> _PROBLEM REQUIREMENTS_:
From the entries that follow, gather each line holding the word "required".

> _PROVIDED RECORDS_:
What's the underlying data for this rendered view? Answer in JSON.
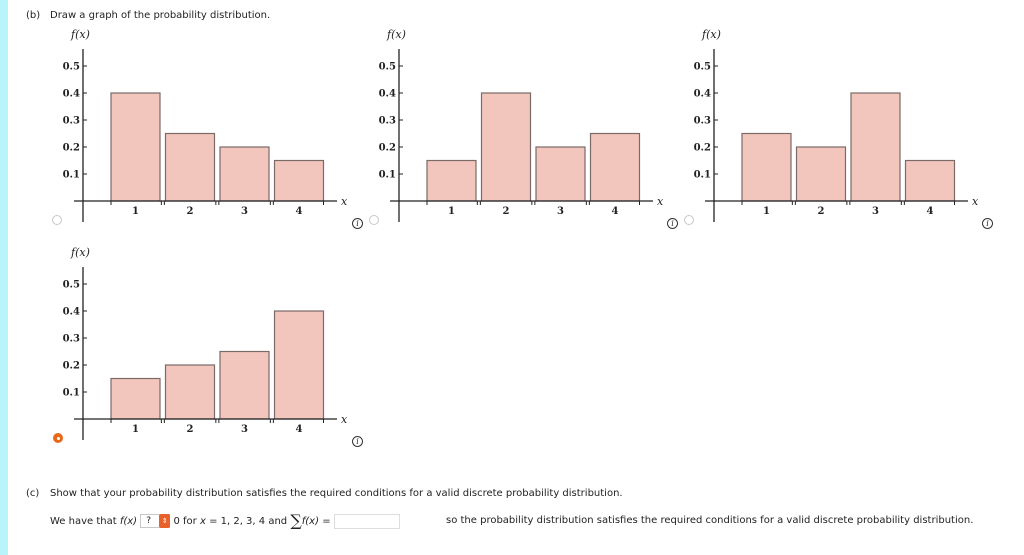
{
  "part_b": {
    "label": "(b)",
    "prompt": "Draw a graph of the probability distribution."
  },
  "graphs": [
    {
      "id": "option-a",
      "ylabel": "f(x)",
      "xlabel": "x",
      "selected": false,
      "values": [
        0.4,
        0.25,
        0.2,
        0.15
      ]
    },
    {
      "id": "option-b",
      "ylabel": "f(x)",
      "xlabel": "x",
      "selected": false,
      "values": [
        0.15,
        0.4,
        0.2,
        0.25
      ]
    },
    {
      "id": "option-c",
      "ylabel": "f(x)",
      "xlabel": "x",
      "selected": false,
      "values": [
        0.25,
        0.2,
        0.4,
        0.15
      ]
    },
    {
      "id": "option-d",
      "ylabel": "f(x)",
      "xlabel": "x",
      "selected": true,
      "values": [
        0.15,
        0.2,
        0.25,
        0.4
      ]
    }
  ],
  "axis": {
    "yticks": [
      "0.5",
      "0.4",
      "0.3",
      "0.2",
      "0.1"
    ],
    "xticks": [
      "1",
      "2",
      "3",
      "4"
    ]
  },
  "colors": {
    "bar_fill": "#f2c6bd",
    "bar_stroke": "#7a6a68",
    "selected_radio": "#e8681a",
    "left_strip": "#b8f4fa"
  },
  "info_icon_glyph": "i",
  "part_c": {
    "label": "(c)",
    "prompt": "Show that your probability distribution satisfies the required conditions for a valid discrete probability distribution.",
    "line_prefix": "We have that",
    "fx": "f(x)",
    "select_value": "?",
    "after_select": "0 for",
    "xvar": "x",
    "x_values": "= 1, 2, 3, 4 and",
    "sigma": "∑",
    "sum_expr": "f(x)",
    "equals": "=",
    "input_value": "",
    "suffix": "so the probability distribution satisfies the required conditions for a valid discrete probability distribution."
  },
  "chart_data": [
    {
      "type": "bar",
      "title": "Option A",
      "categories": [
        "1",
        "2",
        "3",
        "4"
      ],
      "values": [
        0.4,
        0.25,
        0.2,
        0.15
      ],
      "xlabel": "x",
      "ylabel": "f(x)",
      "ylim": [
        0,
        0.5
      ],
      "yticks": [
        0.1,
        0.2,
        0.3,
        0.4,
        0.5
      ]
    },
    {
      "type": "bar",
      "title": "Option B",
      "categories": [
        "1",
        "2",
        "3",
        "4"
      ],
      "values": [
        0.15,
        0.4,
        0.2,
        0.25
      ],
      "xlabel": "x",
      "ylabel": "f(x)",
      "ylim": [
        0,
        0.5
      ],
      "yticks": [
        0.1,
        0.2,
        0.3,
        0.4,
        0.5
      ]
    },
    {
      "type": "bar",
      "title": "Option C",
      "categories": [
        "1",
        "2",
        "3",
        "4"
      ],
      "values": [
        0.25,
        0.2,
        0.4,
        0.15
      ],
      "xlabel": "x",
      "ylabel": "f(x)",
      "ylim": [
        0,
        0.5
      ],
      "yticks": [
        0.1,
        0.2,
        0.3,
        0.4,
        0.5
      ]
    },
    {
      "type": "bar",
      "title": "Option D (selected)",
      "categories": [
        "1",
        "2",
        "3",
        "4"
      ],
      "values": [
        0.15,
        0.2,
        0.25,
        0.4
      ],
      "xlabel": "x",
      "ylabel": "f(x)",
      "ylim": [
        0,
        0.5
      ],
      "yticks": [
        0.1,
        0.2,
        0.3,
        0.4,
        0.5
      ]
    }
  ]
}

...

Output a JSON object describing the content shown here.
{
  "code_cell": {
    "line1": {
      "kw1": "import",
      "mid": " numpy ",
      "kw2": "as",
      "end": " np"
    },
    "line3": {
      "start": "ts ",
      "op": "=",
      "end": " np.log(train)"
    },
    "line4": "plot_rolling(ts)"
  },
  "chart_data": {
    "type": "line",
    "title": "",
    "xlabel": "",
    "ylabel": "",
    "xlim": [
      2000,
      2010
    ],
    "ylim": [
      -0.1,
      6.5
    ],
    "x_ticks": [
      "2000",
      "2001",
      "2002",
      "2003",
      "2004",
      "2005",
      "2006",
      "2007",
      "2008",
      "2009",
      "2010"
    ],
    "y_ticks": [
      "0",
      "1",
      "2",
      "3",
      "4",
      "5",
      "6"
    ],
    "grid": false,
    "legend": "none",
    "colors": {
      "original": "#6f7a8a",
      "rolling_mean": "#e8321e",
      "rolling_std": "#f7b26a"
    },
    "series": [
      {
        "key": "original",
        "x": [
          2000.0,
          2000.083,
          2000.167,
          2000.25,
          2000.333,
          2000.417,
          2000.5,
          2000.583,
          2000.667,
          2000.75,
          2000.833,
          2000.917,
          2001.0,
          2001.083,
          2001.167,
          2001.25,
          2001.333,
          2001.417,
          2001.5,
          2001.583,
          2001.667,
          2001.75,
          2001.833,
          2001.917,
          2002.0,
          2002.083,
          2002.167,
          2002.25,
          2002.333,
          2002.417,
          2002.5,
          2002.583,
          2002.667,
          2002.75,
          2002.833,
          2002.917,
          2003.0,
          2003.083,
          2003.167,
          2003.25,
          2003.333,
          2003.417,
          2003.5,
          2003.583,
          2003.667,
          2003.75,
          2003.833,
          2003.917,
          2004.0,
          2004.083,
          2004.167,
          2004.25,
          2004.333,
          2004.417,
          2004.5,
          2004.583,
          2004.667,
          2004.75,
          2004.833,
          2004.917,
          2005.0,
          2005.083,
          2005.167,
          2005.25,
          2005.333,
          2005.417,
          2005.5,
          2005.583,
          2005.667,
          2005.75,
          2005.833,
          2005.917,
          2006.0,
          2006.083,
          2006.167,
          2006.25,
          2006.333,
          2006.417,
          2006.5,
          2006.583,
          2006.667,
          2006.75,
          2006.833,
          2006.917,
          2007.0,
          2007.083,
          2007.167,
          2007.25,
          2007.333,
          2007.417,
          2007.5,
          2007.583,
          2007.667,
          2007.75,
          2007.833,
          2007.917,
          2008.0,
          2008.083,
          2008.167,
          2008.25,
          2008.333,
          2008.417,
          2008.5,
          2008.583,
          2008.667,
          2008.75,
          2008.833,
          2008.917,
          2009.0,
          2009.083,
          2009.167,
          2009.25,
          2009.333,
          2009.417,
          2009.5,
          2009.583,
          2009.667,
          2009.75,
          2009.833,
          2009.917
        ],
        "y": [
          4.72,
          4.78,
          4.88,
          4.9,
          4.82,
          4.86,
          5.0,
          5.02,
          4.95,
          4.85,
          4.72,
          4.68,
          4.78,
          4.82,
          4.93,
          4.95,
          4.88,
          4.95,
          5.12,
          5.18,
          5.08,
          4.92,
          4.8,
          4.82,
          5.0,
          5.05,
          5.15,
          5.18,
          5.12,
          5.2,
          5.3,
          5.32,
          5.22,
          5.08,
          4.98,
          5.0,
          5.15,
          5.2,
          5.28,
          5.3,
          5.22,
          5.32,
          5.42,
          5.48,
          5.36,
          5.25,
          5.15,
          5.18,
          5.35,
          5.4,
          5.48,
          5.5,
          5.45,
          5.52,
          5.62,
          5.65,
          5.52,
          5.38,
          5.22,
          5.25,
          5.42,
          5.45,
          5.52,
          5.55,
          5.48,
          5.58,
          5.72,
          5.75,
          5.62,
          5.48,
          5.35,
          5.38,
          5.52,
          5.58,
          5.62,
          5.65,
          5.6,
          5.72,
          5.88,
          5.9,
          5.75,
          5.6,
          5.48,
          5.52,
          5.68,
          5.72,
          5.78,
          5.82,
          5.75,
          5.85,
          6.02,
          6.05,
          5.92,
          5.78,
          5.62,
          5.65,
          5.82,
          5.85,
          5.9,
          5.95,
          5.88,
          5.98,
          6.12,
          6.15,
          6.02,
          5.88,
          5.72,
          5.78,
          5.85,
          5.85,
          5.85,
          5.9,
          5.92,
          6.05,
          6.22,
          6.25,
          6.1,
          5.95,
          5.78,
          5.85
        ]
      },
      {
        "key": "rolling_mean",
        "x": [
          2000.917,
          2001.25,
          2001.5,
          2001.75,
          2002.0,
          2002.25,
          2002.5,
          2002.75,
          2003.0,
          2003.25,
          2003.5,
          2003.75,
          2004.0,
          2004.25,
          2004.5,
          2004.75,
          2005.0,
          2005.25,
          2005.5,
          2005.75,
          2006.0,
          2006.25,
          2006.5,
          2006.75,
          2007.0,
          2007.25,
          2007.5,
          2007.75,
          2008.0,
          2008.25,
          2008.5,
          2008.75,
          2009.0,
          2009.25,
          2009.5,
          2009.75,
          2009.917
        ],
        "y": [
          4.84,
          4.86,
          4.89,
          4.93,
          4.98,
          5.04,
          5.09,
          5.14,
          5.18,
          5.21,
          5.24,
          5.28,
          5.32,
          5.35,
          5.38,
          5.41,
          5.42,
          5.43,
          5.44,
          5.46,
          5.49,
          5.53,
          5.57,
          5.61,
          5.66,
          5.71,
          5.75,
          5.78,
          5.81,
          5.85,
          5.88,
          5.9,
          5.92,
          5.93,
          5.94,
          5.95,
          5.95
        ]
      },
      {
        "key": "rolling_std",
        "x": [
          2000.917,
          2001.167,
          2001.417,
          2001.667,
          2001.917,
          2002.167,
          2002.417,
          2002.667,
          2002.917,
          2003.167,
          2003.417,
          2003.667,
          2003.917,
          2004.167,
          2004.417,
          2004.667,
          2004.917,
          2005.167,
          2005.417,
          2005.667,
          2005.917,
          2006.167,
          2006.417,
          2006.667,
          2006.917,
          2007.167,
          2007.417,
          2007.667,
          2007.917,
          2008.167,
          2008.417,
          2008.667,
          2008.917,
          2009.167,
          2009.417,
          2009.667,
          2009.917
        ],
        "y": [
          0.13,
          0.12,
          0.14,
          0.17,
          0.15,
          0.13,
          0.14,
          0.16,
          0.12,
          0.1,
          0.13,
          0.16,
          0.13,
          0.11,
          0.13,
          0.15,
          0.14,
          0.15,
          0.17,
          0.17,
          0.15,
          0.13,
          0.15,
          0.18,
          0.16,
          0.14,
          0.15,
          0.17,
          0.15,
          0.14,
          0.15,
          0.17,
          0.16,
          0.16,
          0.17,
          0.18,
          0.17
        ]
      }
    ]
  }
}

> _ANSWER TO THE PROBLEM_:
    "prompt": "Show that your probability distribution satisfies the required conditions for a valid discrete probability distribution.",
    "suffix": "so the probability distribution satisfies the required conditions for a valid discrete probability distribution."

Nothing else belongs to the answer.